▶ **What you will do**
1/ Retype the part of the R mapping notes starting with "Maps normally" and going on through "Why map in R?".
2/ Echo the data records word for word, starting with their first line and going on through the line with "button[interactable]: Auto restart at set times <box>6".

▶ **Source**
NICAR 2019: Mapping with R

Maps are fun

Press s to see my lecture notes.

Maps normally

Download data and transform data
- Excel
Find and download shapefiles
- Census TIGER
Import maps and join with data and style
- ArcGIS or QGIS
Export and tweak for style further
- Tableau, CartoDB, Illustrator

Mapping with R

Why map in R?

Scripting and reproducibility
Transparency and trust
Easily interface with APIs for data and shapefiles
Life is already complicated
- Your process doesn’t have to be

Today

Create static maps and interactive maps with geolocated data
We’ll be using the more-recent packages in the R GIS community
- simple features
- leaflet
Access the Census API to download data and use what we’ve already learned to join that data to shapefiles to make choropleth maps– both interactive and static.

Basics

There are two underlying important pieces of information for spatial data:

Coordinates of the object
How the coordinates relate to a physical location on Earth
- Also known as coordinate reference system or CRS

CRS

Geographic
- Uses three-dimensional model of the earth to define specific locations on the surface of the grid
- longitude (East/West) and latitude (North/South)
Projected
- A translation of the three-dimensional grid onto a two-dimensional plane

CRS

Raster versus Vector data

Spatial data with a defined CRS can either be vector or raster data.

Vector
- Based on points that can be connected to form lines and polygons
- Located with in a coordinate reference system
- Example: Road map
Raster
- Are values within a grid system
- Example: Satellite imagery

sf vs sp

An older package, sp, lets a user handle both vector and raster data.
This class will focus on vector data and the sf package.

Shape files

Though we refer to a shape file in the singular, it’s actually a collection of at least three basic files:

.shp - lists shape and vertices
.shx - has index with offsets
.dbf - relationship file between geometry and attributes (data)

All files must be present in the directory and named the same (except for the file extension) to import correctly.

The plan

Map blank shape file after downloading
Join Census data to blank shape file and map
Use R package Tigris to download shape file
Use R package censusapi to download census data and join to new shape file
Use tidycensus to download Census data and the shape file all at once

Mapping a simple shape file

We’ll start by importing in a shape file of state boundaries from the Census.

Mapping a simple shape file

st_read() is the function to import the shapefile.

[Data records]
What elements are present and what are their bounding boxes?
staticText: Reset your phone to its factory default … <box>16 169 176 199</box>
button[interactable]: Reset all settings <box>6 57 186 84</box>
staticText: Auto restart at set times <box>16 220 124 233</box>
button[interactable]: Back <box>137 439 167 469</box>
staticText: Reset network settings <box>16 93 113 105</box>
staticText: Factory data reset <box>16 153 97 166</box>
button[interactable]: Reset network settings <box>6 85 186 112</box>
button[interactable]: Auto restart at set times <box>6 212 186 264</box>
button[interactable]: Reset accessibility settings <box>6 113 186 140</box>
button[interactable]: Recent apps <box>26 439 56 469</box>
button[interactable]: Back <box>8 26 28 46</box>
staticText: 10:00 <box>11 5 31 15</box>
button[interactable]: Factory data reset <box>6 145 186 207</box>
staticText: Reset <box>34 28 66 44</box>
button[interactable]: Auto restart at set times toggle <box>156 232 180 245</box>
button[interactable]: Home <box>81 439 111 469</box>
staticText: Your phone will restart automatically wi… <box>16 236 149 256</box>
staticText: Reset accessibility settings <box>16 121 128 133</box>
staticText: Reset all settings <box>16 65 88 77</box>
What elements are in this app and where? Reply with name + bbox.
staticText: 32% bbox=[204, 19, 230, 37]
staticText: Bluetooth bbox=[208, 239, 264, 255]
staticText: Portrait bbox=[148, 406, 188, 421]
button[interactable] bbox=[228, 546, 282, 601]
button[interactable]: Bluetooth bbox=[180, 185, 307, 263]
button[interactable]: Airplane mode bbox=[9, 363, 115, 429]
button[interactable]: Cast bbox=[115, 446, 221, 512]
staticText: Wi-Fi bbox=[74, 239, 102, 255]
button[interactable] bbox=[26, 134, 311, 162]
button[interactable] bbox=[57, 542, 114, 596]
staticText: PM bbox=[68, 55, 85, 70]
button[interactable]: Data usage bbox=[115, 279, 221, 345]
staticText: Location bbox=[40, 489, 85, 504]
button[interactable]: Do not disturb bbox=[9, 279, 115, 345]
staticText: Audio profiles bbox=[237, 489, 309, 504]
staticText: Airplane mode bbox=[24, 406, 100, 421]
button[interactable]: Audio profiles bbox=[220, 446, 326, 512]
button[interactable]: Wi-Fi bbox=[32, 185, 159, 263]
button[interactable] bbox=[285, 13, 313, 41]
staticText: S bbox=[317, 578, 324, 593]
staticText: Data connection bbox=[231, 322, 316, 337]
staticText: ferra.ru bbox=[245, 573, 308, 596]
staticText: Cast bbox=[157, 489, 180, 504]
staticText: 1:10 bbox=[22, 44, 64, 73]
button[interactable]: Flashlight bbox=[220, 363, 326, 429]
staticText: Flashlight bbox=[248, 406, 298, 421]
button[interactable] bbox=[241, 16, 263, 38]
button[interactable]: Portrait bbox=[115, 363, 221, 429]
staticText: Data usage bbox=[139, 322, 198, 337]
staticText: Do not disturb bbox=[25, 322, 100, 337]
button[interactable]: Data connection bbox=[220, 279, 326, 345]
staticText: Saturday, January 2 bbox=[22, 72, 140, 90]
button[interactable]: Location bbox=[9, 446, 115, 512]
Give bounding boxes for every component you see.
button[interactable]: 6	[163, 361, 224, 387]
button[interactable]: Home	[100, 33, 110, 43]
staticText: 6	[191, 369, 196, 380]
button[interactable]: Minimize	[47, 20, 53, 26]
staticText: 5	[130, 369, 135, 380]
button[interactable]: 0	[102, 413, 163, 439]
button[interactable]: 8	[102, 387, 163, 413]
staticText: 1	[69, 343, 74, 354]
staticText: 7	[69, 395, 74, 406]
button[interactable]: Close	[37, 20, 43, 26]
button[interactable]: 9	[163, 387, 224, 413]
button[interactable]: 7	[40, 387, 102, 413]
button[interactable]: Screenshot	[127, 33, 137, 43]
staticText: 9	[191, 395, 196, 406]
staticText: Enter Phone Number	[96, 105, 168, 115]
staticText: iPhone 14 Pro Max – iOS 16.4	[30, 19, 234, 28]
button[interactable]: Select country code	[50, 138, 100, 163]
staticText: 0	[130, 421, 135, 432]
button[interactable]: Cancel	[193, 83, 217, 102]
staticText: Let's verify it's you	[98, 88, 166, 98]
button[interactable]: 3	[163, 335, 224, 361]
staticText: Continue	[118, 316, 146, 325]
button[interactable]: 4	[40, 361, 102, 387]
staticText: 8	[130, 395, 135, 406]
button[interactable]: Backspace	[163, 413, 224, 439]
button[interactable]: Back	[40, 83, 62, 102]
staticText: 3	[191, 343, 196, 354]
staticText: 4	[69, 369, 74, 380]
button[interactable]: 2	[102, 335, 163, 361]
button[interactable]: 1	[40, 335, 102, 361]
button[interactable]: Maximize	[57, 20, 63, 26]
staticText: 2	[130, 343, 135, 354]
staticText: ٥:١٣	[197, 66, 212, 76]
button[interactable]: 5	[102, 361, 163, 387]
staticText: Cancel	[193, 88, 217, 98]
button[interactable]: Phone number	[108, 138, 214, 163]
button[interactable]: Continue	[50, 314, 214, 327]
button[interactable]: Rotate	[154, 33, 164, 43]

▶ **Answers in order**
1/
Maps normally

Download data and transform data
- Excel
Find and download shapefiles
- Census TIGER
Import maps and join with data and style
- ArcGIS or QGIS
Export and tweak for style further
- Tableau, CartoDB, Illustrator

Mapping with R

Why map in R?

2/
What elements are present and what are their bounding boxes?
staticText: Reset your phone to its factory default … <box>16 169 176 199</box>
button[interactable]: Reset all settings <box>6 57 186 84</box>
staticText: Auto restart at set times <box>16 220 124 233</box>
button[interactable]: Back <box>137 439 167 469</box>
staticText: Reset network settings <box>16 93 113 105</box>
staticText: Factory data reset <box>16 153 97 166</box>
button[interactable]: Reset network settings <box>6 85 186 112</box>
button[interactable]: Auto restart at set times <box>6 212 186 264</box>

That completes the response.